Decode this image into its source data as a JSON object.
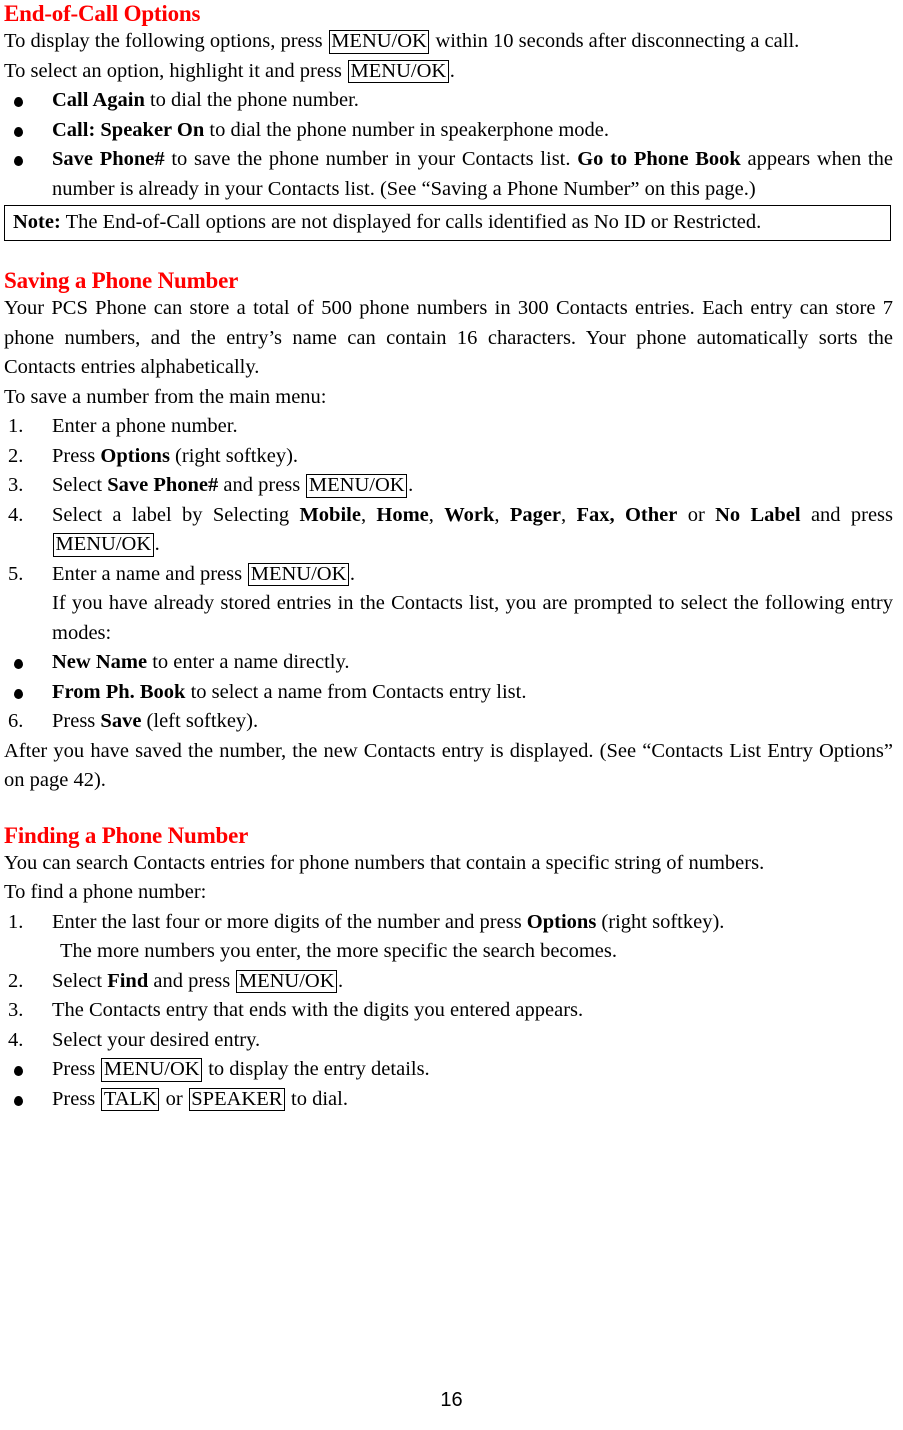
{
  "page": {
    "number": "16",
    "heading_color": "#ff0000",
    "text_color": "#000000",
    "background": "#ffffff"
  },
  "sections": [
    {
      "id": "end-of-call-options",
      "heading": "End-of-Call Options",
      "intro_line_1_a": "To display the following options, press ",
      "intro_line_1_key": "MENU/OK",
      "intro_line_1_b": " within 10 seconds after disconnecting a call.",
      "intro_line_2_a": "To select an option, highlight it and press ",
      "intro_line_2_key": "MENU/OK",
      "intro_line_2_b": ".",
      "bullets": [
        {
          "bold": "Call Again",
          "rest": " to dial the phone number."
        },
        {
          "bold": "Call: Speaker On",
          "rest": " to dial the phone number in speakerphone mode."
        },
        {
          "bold": "Save Phone#",
          "rest_a": " to save the phone number in your Contacts list. ",
          "bold_b": "Go to Phone Book",
          "rest_b": " appears when the number is already in your Contacts list. (See “Saving a Phone Number” on this page.)"
        }
      ],
      "note": {
        "label": "Note:",
        "text": " The End-of-Call options are not displayed for calls identified as No ID or Restricted."
      }
    },
    {
      "id": "saving-a-phone-number",
      "heading": "Saving a Phone Number",
      "paragraph": "Your PCS Phone can store a total of 500 phone numbers in 300 Contacts entries. Each entry can store 7 phone numbers, and the entry’s name can contain 16 characters. Your phone automatically sorts the Contacts entries alphabetically.",
      "lead_in": "To save a number from the main menu:",
      "steps": [
        {
          "num": "1.",
          "text": "Enter a phone number."
        },
        {
          "num": "2.",
          "pre": "Press ",
          "bold": "Options",
          "post": " (right softkey)."
        },
        {
          "num": "3.",
          "pre": "Select ",
          "bold": "Save Phone#",
          "mid": " and press ",
          "key": "MENU/OK",
          "post": "."
        },
        {
          "num": "4.",
          "pre": "Select a label by Selecting ",
          "labels": [
            "Mobile",
            "Home",
            "Work",
            "Pager",
            "Fax, Other"
          ],
          "conj": " or ",
          "last_label": "No Label",
          "mid": " and press ",
          "key": "MENU/OK",
          "post": "."
        },
        {
          "num": "5.",
          "pre": "Enter a name and press ",
          "key": "MENU/OK",
          "post": "."
        }
      ],
      "step5_note": "If you have already stored entries in the Contacts list, you are prompted to select the following entry modes:",
      "entry_mode_bullets": [
        {
          "bold": "New Name",
          "rest": " to enter a name directly."
        },
        {
          "bold": "From Ph. Book",
          "rest": " to select a name from Contacts entry list."
        }
      ],
      "step6": {
        "num": "6.",
        "pre": "Press ",
        "bold": "Save",
        "post": " (left softkey)."
      },
      "closing": "After you have saved the number, the new Contacts entry is displayed. (See “Contacts List Entry Options” on page 42)."
    },
    {
      "id": "finding-a-phone-number",
      "heading": "Finding a Phone Number",
      "paragraph": "You can search Contacts entries for phone numbers that contain a specific string of numbers.",
      "lead_in": "To find a phone number:",
      "steps": [
        {
          "num": "1.",
          "pre": "Enter the last four or more digits of the number and press ",
          "bold": "Options",
          "post": " (right softkey).",
          "sub": "The more numbers you enter, the more specific the search becomes."
        },
        {
          "num": "2.",
          "pre": "Select ",
          "bold": "Find",
          "mid": " and press ",
          "key": "MENU/OK",
          "post": "."
        },
        {
          "num": "3.",
          "text": "The Contacts entry that ends with the digits you entered appears."
        },
        {
          "num": "4.",
          "text": "Select your desired entry."
        }
      ],
      "bullets": [
        {
          "pre": "Press ",
          "key": "MENU/OK",
          "post": " to display the entry details."
        },
        {
          "pre": "Press ",
          "key": "TALK",
          "mid": " or ",
          "key2": "SPEAKER",
          "post": " to dial."
        }
      ]
    }
  ]
}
****************************************
# Task brief
From the data above, copy each line that has the string "already".

# Correct answer
          "rest_b": " appears when the number is already in your Contacts list. (See “Saving a Phone Number” on this page.)"
      "step5_note": "If you have already stored entries in the Contacts list, you are prompted to select the following entry modes:",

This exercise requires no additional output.